----- Entries supplied

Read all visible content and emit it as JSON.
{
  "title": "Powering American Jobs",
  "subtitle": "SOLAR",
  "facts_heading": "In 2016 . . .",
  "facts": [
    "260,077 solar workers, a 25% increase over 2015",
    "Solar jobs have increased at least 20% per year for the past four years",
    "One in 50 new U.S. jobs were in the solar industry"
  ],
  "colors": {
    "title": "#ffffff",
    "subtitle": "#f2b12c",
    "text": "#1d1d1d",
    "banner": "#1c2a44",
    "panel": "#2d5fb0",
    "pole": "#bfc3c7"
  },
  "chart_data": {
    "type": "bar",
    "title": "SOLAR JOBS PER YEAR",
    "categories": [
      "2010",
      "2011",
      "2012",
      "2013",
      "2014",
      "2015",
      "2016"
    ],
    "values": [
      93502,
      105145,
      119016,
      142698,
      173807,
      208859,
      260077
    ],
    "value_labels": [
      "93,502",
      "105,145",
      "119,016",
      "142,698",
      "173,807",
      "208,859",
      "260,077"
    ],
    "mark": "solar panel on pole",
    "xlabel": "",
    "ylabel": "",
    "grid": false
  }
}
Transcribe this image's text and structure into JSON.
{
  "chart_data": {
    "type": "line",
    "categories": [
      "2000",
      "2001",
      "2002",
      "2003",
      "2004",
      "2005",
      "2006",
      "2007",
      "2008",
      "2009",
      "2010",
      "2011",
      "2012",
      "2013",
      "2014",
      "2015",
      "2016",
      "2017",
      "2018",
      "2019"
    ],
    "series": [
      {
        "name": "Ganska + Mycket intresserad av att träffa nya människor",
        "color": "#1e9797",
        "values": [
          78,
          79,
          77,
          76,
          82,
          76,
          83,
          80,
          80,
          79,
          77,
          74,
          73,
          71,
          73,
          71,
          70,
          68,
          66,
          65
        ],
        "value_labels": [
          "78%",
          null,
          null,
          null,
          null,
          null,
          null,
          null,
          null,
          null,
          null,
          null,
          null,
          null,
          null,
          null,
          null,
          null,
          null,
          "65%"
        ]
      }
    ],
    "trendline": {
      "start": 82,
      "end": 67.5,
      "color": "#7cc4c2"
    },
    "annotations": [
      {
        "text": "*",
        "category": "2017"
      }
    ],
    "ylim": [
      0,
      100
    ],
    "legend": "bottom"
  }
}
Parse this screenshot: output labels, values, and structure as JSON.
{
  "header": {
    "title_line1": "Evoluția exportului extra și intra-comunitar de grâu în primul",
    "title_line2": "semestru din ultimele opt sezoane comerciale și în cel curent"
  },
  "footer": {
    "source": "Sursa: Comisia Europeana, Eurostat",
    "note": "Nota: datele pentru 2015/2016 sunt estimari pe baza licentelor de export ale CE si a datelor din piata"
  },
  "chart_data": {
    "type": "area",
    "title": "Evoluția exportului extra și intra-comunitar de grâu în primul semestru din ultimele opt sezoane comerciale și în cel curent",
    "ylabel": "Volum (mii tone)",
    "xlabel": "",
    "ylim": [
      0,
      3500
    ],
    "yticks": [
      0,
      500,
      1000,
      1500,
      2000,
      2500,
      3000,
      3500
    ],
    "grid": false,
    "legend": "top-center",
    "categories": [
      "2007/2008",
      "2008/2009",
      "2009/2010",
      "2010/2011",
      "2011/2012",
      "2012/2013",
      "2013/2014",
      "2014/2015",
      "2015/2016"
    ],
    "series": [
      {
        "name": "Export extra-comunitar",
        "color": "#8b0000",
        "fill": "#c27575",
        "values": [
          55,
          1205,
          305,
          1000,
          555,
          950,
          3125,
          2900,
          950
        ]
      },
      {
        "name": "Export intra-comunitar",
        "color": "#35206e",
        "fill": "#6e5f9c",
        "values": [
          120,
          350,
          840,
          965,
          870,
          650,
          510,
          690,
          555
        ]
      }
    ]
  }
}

----------

Exercise directions:
Repeat the data precisely, reproducing every entry.

Completed exercise:
Read all visible content and emit it as JSON.
{
  "title": "Powering American Jobs",
  "subtitle": "SOLAR",
  "facts_heading": "In 2016 . . .",
  "facts": [
    "260,077 solar workers, a 25% increase over 2015",
    "Solar jobs have increased at least 20% per year for the past four years",
    "One in 50 new U.S. jobs were in the solar industry"
  ],
  "colors": {
    "title": "#ffffff",
    "subtitle": "#f2b12c",
    "text": "#1d1d1d",
    "banner": "#1c2a44",
    "panel": "#2d5fb0",
    "pole": "#bfc3c7"
  },
  "chart_data": {
    "type": "bar",
    "title": "SOLAR JOBS PER YEAR",
    "categories": [
      "2010",
      "2011",
      "2012",
      "2013",
      "2014",
      "2015",
      "2016"
    ],
    "values": [
      93502,
      105145,
      119016,
      142698,
      173807,
      208859,
      260077
    ],
    "value_labels": [
      "93,502",
      "105,145",
      "119,016",
      "142,698",
      "173,807",
      "208,859",
      "260,077"
    ],
    "mark": "solar panel on pole",
    "xlabel": "",
    "ylabel": "",
    "grid": false
  }
}
Transcribe this image's text and structure into JSON.
{
  "chart_data": {
    "type": "line",
    "categories": [
      "2000",
      "2001",
      "2002",
      "2003",
      "2004",
      "2005",
      "2006",
      "2007",
      "2008",
      "2009",
      "2010",
      "2011",
      "2012",
      "2013",
      "2014",
      "2015",
      "2016",
      "2017",
      "2018",
      "2019"
    ],
    "series": [
      {
        "name": "Ganska + Mycket intresserad av att träffa nya människor",
        "color": "#1e9797",
        "values": [
          78,
          79,
          77,
          76,
          82,
          76,
          83,
          80,
          80,
          79,
          77,
          74,
          73,
          71,
          73,
          71,
          70,
          68,
          66,
          65
        ],
        "value_labels": [
          "78%",
          null,
          null,
          null,
          null,
          null,
          null,
          null,
          null,
          null,
          null,
          null,
          null,
          null,
          null,
          null,
          null,
          null,
          null,
          "65%"
        ]
      }
    ],
    "trendline": {
      "start": 82,
      "end": 67.5,
      "color": "#7cc4c2"
    },
    "annotations": [
      {
        "text": "*",
        "category": "2017"
      }
    ],
    "ylim": [
      0,
      100
    ],
    "legend": "bottom"
  }
}
Parse this screenshot: output labels, values, and structure as JSON.
{
  "header": {
    "title_line1": "Evoluția exportului extra și intra-comunitar de grâu în primul",
    "title_line2": "semestru din ultimele opt sezoane comerciale și în cel curent"
  },
  "footer": {
    "source": "Sursa: Comisia Europeana, Eurostat",
    "note": "Nota: datele pentru 2015/2016 sunt estimari pe baza licentelor de export ale CE si a datelor din piata"
  },
  "chart_data": {
    "type": "area",
    "title": "Evoluția exportului extra și intra-comunitar de grâu în primul semestru din ultimele opt sezoane comerciale și în cel curent",
    "ylabel": "Volum (mii tone)",
    "xlabel": "",
    "ylim": [
      0,
      3500
    ],
    "yticks": [
      0,
      500,
      1000,
      1500,
      2000,
      2500,
      3000,
      3500
    ],
    "grid": false,
    "legend": "top-center",
    "categories": [
      "2007/2008",
      "2008/2009",
      "2009/2010",
      "2010/2011",
      "2011/2012",
      "2012/2013",
      "2013/2014",
      "2014/2015",
      "2015/2016"
    ],
    "series": [
      {
        "name": "Export extra-comunitar",
        "color": "#8b0000",
        "fill": "#c27575",
        "values": [
          55,
          1205,
          305,
          1000,
          555,
          950,
          3125,
          2900,
          950
        ]
      },
      {
        "name": "Export intra-comunitar",
        "color": "#35206e",
        "fill": "#6e5f9c",
        "values": [
          120,
          350,
          840,
          965,
          870,
          650,
          510,
          690,
          555
        ]
      }
    ]
  }
}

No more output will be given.